[Selected extract]:

Personal information
- Born: November 26, 1985 (age 40) Spruce Grove, Alberta, Canada
- Listed height: 6 ft 2 in (1.88 m)
- Listed weight: 295 lb (134 kg)

Career information
- College: UCF
- CFL draft: 2008: 1st round, 4th overall pick
- Expansion draft: 2013: 2nd round

Career history
- 2008: San Diego Chargers*
- 2008–2013: Saskatchewan Roughriders
- 2014–2015: Ottawa Redblacks
- 2016: Winnipeg Blue Bombers
- 2017: Montreal Alouettes
- * Offseason and/or practice squad member only

Awards and highlights
- Grey Cup champion (2013) ; Grey Cup Most Valuable Canadian (2010); Second-team All-Conference USA (2007);
- Stats at CFL.ca

= Keith Shologan =

Canadian gridiron football player (born 1985)

[Extracted records]:
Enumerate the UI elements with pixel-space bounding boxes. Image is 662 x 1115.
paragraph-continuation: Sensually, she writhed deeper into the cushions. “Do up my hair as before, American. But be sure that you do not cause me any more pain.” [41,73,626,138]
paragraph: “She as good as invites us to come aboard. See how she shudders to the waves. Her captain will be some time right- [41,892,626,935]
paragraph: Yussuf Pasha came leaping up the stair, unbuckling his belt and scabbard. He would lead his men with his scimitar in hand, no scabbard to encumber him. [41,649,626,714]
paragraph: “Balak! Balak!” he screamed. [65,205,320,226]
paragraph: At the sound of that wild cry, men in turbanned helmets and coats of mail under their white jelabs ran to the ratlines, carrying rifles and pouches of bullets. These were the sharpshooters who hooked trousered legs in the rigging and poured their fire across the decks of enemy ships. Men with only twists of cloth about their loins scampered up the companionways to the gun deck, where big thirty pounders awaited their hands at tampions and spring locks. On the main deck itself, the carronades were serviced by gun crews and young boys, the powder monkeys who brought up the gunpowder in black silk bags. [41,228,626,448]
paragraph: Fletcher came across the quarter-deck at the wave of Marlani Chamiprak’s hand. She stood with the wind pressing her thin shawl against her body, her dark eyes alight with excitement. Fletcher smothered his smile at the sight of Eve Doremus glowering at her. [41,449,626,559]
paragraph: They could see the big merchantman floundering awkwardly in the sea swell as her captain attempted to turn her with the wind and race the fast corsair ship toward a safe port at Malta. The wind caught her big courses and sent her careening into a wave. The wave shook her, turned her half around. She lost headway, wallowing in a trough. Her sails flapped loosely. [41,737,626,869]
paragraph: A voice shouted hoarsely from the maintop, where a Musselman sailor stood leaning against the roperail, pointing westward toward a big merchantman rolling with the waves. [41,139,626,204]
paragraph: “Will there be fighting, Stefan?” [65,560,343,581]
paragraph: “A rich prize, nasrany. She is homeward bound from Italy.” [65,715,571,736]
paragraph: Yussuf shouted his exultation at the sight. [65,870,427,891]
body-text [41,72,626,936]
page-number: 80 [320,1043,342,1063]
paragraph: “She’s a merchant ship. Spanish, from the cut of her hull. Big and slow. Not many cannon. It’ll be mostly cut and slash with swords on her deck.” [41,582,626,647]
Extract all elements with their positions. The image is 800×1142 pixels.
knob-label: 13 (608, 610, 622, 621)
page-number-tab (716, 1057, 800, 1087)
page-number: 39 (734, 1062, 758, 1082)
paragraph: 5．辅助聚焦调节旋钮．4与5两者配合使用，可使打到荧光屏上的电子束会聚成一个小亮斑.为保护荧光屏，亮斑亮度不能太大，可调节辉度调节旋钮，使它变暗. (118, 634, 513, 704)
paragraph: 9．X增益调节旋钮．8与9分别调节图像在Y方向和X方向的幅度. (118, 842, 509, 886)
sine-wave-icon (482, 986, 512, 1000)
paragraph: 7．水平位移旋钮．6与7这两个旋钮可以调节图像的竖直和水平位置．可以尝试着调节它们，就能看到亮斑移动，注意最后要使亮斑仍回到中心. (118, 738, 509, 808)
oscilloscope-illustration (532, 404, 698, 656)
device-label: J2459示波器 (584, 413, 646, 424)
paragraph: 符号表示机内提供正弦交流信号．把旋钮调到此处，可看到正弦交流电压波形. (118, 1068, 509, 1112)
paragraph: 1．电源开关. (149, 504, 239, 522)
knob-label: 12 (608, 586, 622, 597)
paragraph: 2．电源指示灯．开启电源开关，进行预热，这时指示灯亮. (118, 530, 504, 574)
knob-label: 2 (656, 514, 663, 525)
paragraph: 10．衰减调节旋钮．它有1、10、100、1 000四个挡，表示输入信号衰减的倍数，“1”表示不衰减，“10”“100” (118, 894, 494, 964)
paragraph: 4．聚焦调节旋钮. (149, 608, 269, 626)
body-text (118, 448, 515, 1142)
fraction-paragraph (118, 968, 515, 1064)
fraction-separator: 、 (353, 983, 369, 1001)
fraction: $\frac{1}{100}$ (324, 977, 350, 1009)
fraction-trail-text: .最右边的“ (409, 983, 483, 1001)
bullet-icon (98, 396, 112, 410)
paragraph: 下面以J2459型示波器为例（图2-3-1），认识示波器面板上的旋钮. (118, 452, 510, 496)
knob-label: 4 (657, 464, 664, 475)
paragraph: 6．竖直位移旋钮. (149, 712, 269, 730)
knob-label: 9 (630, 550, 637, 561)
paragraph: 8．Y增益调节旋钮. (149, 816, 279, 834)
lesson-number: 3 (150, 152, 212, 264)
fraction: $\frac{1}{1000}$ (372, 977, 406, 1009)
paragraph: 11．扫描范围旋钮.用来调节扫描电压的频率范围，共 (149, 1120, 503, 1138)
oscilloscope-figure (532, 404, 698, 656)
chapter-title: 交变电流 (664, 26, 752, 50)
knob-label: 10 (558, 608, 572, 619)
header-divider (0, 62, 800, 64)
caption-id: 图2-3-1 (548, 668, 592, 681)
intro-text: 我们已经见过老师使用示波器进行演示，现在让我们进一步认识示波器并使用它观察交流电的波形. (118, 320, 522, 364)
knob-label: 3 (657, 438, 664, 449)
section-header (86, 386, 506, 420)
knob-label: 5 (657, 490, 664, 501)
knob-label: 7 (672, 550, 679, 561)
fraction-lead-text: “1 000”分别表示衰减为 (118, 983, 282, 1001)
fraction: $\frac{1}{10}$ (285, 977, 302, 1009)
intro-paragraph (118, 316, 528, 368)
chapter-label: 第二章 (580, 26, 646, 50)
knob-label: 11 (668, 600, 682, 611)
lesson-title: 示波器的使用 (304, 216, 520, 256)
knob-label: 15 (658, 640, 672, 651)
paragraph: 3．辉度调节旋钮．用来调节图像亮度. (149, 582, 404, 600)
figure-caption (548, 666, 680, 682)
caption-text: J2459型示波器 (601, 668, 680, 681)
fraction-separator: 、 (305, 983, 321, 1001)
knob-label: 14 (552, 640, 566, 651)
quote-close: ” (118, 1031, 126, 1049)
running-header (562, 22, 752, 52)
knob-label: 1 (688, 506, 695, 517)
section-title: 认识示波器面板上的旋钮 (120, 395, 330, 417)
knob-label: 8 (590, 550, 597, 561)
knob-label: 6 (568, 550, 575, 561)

[Instructions]:
a – Copy the Keith Shologan profile between "Personal information" and "lb (134 kg)", inclusive, and substitute "Stony Plain" for "Spruce Grove".
b – In the Keith Shologan profile, which team is listed for 2016?
The material above is separate from the Keith Shologan profile.

[Answers for each item]:
a –
Personal information
- Born: November 26, 1985 (age 40) Stony Plain, Alberta, Canada
- Listed height: 6 ft 2 in (1.88 m)
- Listed weight: 295 lb (134 kg)

b – Winnipeg Blue Bombers